**STATED PROBLEM:** Copy out the records precisely, omitting pictures.

------ PROVIDED RECORDS

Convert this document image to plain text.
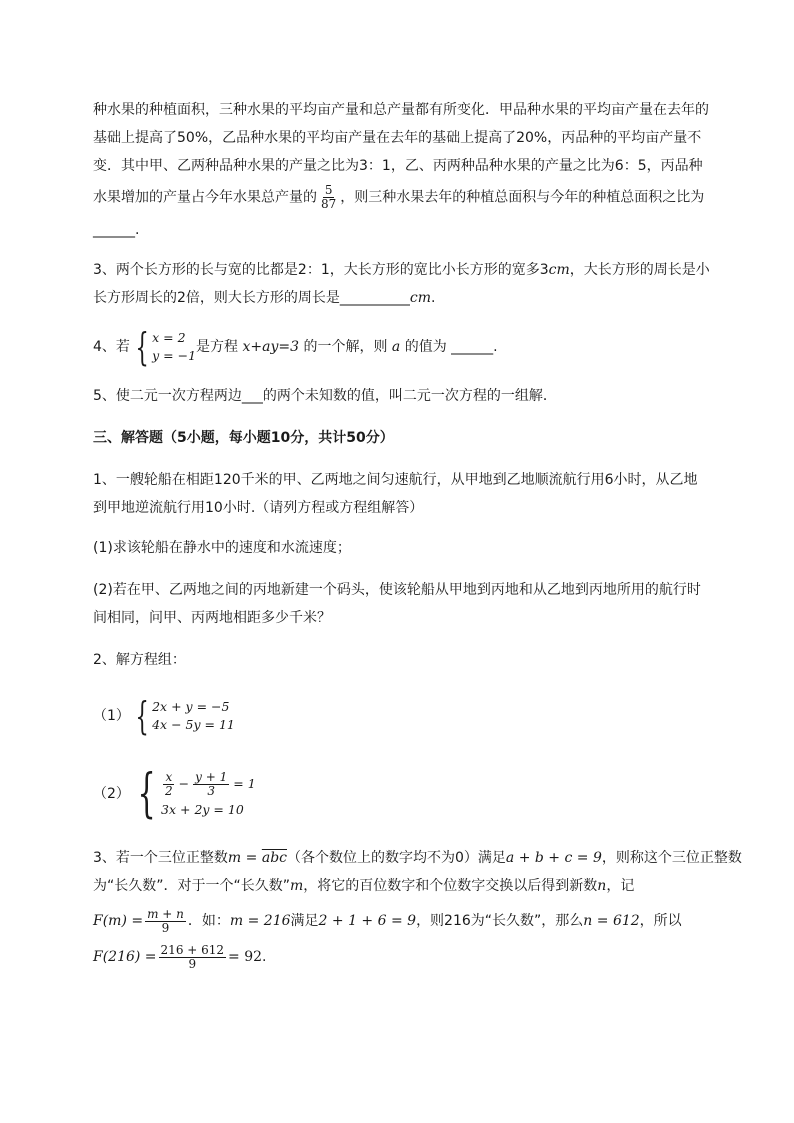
种水果的种植面积，三种水果的平均亩产量和总产量都有所变化．甲品种水果的平均亩产量在去年的
基础上提高了50%，乙品种水果的平均亩产量在去年的基础上提高了20%，丙品种的平均亩产量不
变．其中甲、乙两种品种水果的产量之比为3：1，乙、丙两种品种水果的产量之比为6：5，丙品种
水果增加的产量占今年水果总产量的 $\frac{5}{87}$ ，则三种水果去年的种植总面积与今年的种植总面积之比为
______.
3、两个长方形的长与宽的比都是2：1，大长方形的宽比小长方形的宽多3cm，大长方形的周长是小
长方形周长的2倍，则大长方形的周长是__________cm.
4、若 { x = 2
y = −1
是方程 x+ay=3 的一个解，则 a 的值为 ______.
5、使二元一次方程两边___的两个未知数的值，叫二元一次方程的一组解．
三、解答题（5小题，每小题10分，共计50分）
1、一艘轮船在相距120千米的甲、乙两地之间匀速航行，从甲地到乙地顺流航行用6小时，从乙地
到甲地逆流航行用10小时.（请列方程或方程组解答）
(1)求该轮船在静水中的速度和水流速度；
(2)若在甲、乙两地之间的丙地新建一个码头，使该轮船从甲地到丙地和从乙地到丙地所用的航行时
间相同，问甲、丙两地相距多少千米？
2、解方程组：
（1） { 2x + y = −5
4x − 5y = 11
（2） { $\frac{x}{2} - \frac{y + 1}{3} = 1$
3x + 2y = 10
3、若一个三位正整数$m = \overline{abc}$（各个数位上的数字均不为0）满足a + b + c = 9，则称这个三位正整数
为“长久数”．对于一个“长久数”m，将它的百位数字和个位数字交换以后得到新数n，记
$F(m) = \frac{m + n}{9}$ ．如：m = 216满足2 + 1 + 6 = 9，则216为“长久数”，那么n = 612，所以
$F(216) = \frac{216 + 612}{9} = 92$.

------------

**RESULT FOR THIS TASK:**
Convert this document image to plain text.
种水果的种植面积，三种水果的平均亩产量和总产量都有所变化．甲品种水果的平均亩产量在去年的
基础上提高了50%，乙品种水果的平均亩产量在去年的基础上提高了20%，丙品种的平均亩产量不
变．其中甲、乙两种品种水果的产量之比为3：1，乙、丙两种品种水果的产量之比为6：5，丙品种
水果增加的产量占今年水果总产量的 $\frac{5}{87}$ ，则三种水果去年的种植总面积与今年的种植总面积之比为
______.
3、两个长方形的长与宽的比都是2：1，大长方形的宽比小长方形的宽多3cm，大长方形的周长是小
长方形周长的2倍，则大长方形的周长是__________cm.
4、若 { x = 2
y = −1
是方程 x+ay=3 的一个解，则 a 的值为 ______.
5、使二元一次方程两边___的两个未知数的值，叫二元一次方程的一组解．
三、解答题（5小题，每小题10分，共计50分）
1、一艘轮船在相距120千米的甲、乙两地之间匀速航行，从甲地到乙地顺流航行用6小时，从乙地
到甲地逆流航行用10小时.（请列方程或方程组解答）
(1)求该轮船在静水中的速度和水流速度；
(2)若在甲、乙两地之间的丙地新建一个码头，使该轮船从甲地到丙地和从乙地到丙地所用的航行时
间相同，问甲、丙两地相距多少千米？
2、解方程组：
（1） { 2x + y = −5
4x − 5y = 11
（2） { $\frac{x}{2} - \frac{y + 1}{3} = 1$
3x + 2y = 10
3、若一个三位正整数$m = \overline{abc}$（各个数位上的数字均不为0）满足a + b + c = 9，则称这个三位正整数
为“长久数”．对于一个“长久数”m，将它的百位数字和个位数字交换以后得到新数n，记
$F(m) = \frac{m + n}{9}$ ．如：m = 216满足2 + 1 + 6 = 9，则216为“长久数”，那么n = 612，所以
$F(216) = \frac{216 + 612}{9} = 92$.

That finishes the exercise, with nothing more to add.